(Stored entries)
-------------------------
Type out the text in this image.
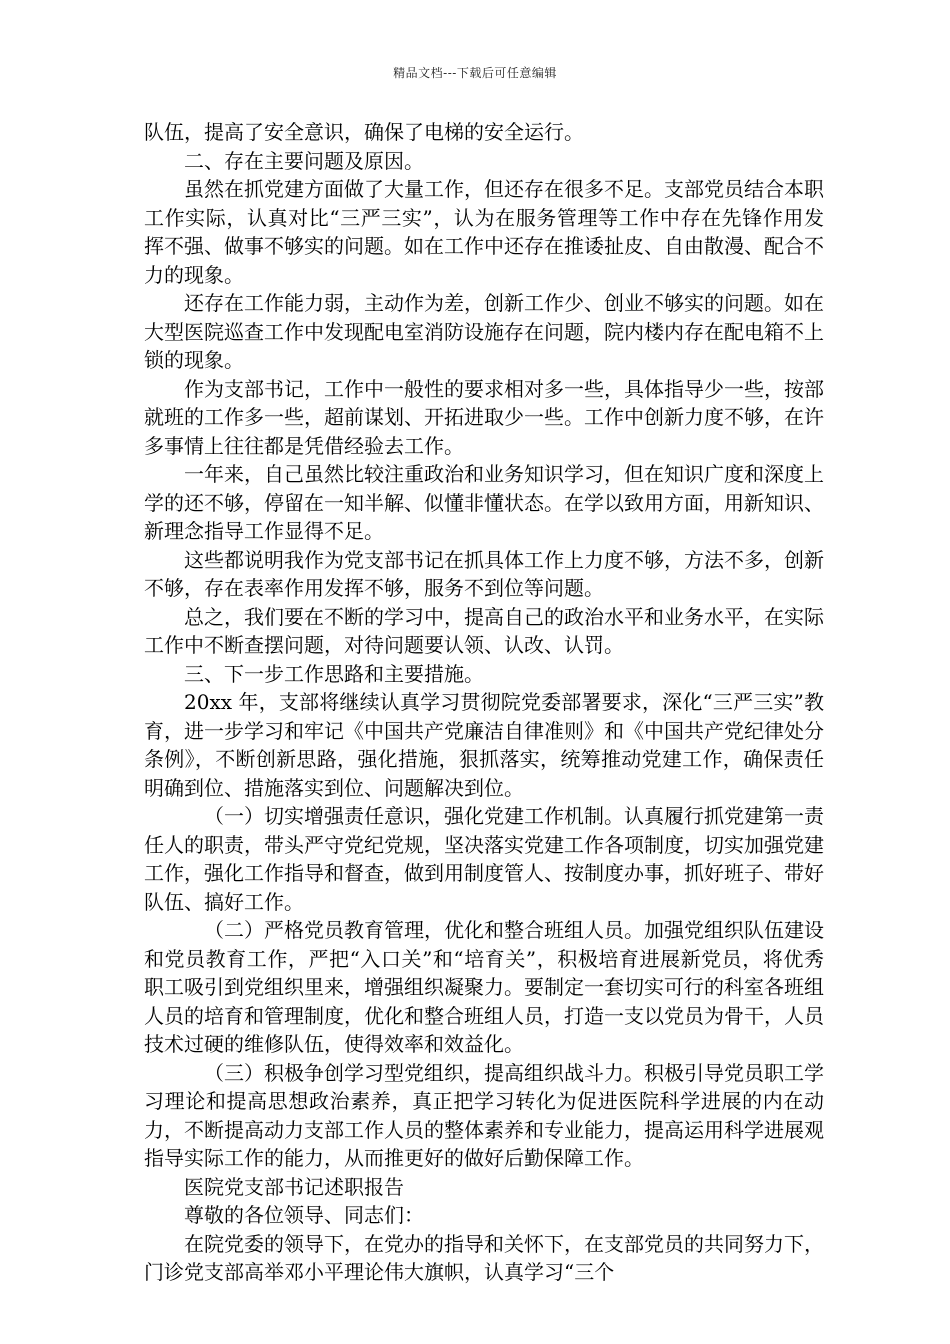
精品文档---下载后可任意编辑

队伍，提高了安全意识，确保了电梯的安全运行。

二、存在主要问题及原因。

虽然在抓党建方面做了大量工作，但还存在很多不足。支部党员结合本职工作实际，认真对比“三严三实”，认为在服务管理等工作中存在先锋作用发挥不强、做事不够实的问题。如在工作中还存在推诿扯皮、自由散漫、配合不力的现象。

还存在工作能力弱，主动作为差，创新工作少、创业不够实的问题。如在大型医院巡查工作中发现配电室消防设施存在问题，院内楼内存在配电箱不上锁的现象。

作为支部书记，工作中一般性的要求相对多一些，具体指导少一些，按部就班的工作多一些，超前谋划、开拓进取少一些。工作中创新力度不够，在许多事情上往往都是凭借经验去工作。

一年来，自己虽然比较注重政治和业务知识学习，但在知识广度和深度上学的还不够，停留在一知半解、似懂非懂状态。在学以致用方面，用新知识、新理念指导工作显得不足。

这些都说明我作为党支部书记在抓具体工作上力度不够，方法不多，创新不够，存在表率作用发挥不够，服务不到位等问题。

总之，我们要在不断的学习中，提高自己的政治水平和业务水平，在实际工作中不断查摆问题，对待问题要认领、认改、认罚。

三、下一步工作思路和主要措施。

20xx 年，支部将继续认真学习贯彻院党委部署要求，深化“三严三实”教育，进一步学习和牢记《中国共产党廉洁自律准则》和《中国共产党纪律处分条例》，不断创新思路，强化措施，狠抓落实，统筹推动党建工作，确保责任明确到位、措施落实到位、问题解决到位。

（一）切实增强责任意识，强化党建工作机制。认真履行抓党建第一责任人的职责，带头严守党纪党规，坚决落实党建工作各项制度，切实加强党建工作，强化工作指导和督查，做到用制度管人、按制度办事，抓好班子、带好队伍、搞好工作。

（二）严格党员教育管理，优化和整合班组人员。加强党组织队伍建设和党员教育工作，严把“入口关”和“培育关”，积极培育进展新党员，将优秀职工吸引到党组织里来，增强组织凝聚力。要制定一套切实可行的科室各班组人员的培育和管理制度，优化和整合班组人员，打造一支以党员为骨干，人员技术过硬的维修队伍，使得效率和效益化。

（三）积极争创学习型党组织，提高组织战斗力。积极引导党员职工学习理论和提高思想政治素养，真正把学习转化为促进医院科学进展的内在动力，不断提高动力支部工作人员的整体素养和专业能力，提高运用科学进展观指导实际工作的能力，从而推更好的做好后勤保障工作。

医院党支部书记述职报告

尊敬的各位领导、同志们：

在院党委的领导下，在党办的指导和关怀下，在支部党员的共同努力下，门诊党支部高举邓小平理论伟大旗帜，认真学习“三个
-------------------------
*YOUR GOAL*:
Set down all the entries exactly as they appear, but skip any pictures.

*WORKED SOLUTION*:
Type out the text in this image.
精品文档---下载后可任意编辑

队伍，提高了安全意识，确保了电梯的安全运行。

二、存在主要问题及原因。

虽然在抓党建方面做了大量工作，但还存在很多不足。支部党员结合本职工作实际，认真对比“三严三实”，认为在服务管理等工作中存在先锋作用发挥不强、做事不够实的问题。如在工作中还存在推诿扯皮、自由散漫、配合不力的现象。

还存在工作能力弱，主动作为差，创新工作少、创业不够实的问题。如在大型医院巡查工作中发现配电室消防设施存在问题，院内楼内存在配电箱不上锁的现象。

作为支部书记，工作中一般性的要求相对多一些，具体指导少一些，按部就班的工作多一些，超前谋划、开拓进取少一些。工作中创新力度不够，在许多事情上往往都是凭借经验去工作。

一年来，自己虽然比较注重政治和业务知识学习，但在知识广度和深度上学的还不够，停留在一知半解、似懂非懂状态。在学以致用方面，用新知识、新理念指导工作显得不足。

这些都说明我作为党支部书记在抓具体工作上力度不够，方法不多，创新不够，存在表率作用发挥不够，服务不到位等问题。

总之，我们要在不断的学习中，提高自己的政治水平和业务水平，在实际工作中不断查摆问题，对待问题要认领、认改、认罚。

三、下一步工作思路和主要措施。

20xx 年，支部将继续认真学习贯彻院党委部署要求，深化“三严三实”教育，进一步学习和牢记《中国共产党廉洁自律准则》和《中国共产党纪律处分条例》，不断创新思路，强化措施，狠抓落实，统筹推动党建工作，确保责任明确到位、措施落实到位、问题解决到位。

（一）切实增强责任意识，强化党建工作机制。认真履行抓党建第一责任人的职责，带头严守党纪党规，坚决落实党建工作各项制度，切实加强党建工作，强化工作指导和督查，做到用制度管人、按制度办事，抓好班子、带好队伍、搞好工作。

（二）严格党员教育管理，优化和整合班组人员。加强党组织队伍建设和党员教育工作，严把“入口关”和“培育关”，积极培育进展新党员，将优秀职工吸引到党组织里来，增强组织凝聚力。要制定一套切实可行的科室各班组人员的培育和管理制度，优化和整合班组人员，打造一支以党员为骨干，人员技术过硬的维修队伍，使得效率和效益化。

（三）积极争创学习型党组织，提高组织战斗力。积极引导党员职工学习理论和提高思想政治素养，真正把学习转化为促进医院科学进展的内在动力，不断提高动力支部工作人员的整体素养和专业能力，提高运用科学进展观指导实际工作的能力，从而推更好的做好后勤保障工作。

医院党支部书记述职报告

尊敬的各位领导、同志们：

在院党委的领导下，在党办的指导和关怀下，在支部党员的共同努力下，门诊党支部高举邓小平理论伟大旗帜，认真学习“三个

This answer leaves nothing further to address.